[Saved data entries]
■ ■ ■ ■ ■ ■ ■
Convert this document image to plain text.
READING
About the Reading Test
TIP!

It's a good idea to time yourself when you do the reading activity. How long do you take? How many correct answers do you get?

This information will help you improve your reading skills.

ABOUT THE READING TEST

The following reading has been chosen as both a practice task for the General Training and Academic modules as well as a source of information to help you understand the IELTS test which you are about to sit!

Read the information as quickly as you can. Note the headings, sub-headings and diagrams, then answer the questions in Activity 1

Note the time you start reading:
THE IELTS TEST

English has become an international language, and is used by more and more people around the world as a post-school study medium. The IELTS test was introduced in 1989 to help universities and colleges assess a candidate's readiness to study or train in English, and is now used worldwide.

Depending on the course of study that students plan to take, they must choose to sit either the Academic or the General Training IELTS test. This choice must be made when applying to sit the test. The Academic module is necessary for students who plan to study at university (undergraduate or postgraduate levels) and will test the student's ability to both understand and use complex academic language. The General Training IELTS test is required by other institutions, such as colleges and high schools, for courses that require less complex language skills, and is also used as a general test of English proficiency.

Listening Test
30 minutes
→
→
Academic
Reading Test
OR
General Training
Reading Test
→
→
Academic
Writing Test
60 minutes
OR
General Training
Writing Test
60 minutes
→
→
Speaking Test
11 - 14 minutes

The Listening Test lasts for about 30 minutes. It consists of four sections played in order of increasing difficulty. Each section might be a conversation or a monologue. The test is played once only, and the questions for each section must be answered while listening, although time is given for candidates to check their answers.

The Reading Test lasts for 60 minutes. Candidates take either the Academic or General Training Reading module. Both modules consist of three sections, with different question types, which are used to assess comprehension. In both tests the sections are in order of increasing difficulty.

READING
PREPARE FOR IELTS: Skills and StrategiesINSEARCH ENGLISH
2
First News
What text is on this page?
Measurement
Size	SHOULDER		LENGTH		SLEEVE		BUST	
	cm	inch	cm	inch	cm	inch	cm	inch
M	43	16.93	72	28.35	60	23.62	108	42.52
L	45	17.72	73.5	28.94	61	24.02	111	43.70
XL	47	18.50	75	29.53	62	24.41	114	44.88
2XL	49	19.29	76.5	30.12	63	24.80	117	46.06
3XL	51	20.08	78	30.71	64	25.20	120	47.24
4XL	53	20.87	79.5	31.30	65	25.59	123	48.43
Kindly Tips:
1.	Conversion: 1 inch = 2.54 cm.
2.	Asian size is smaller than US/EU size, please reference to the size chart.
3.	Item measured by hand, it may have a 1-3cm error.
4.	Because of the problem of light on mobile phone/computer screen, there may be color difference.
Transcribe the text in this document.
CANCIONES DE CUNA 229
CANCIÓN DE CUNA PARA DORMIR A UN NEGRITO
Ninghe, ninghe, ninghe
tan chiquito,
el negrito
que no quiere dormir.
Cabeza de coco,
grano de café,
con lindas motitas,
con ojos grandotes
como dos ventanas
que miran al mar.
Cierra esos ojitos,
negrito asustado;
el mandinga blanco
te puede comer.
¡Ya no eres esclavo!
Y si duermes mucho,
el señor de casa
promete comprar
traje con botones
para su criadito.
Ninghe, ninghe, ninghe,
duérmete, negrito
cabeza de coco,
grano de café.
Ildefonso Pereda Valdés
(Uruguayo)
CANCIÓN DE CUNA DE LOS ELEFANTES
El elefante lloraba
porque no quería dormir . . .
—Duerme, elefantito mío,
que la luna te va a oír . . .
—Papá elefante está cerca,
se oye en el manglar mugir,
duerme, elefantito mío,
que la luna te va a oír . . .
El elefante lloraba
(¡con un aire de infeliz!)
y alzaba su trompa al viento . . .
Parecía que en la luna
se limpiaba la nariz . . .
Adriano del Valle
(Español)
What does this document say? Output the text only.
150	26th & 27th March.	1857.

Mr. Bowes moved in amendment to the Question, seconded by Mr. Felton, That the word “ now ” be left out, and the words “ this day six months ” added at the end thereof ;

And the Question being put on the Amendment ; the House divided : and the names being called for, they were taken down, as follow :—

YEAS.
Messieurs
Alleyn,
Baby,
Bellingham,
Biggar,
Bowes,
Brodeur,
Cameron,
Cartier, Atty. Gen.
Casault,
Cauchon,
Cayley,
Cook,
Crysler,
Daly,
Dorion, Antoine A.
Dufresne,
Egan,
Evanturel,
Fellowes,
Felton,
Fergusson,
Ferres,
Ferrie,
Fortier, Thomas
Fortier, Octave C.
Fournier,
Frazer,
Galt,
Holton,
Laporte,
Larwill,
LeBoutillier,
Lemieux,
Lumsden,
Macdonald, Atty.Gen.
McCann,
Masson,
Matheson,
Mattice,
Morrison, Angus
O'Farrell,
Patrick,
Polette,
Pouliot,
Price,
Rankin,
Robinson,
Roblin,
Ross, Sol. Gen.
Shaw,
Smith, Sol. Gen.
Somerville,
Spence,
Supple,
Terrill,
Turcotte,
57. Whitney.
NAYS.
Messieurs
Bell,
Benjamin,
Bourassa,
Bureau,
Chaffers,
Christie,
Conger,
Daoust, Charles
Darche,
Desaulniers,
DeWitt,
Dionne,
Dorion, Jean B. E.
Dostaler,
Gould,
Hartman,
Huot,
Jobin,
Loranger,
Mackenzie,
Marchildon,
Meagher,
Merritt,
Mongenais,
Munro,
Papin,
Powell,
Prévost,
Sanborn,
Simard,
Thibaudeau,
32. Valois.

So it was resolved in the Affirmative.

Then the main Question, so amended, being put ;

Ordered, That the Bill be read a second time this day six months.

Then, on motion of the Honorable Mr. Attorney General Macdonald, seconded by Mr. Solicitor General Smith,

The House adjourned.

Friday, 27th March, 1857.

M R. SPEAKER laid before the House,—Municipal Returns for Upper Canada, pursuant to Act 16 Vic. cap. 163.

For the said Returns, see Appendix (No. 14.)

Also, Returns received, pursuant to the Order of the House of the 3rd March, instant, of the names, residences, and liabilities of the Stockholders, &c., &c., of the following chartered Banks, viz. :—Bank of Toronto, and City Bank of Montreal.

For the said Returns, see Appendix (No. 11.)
■ ■ ■ ■ ■ ■ ■
- **WHAT YOU HAVE TO DO**
Collect every line from the records above that contains the word "pursuant".

- **SOLUTION TO THIS EXERCISE**
M R. SPEAKER laid before the House,—Municipal Returns for Upper Canada, pursuant to Act 16 Vic. cap. 163.
Also, Returns received, pursuant to the Order of the House of the 3rd March, instant, of the names, residences, and liabilities of the Stockholders, &c., &c., of the following chartered Banks, viz. :—Bank of Toronto, and City Bank of Montreal.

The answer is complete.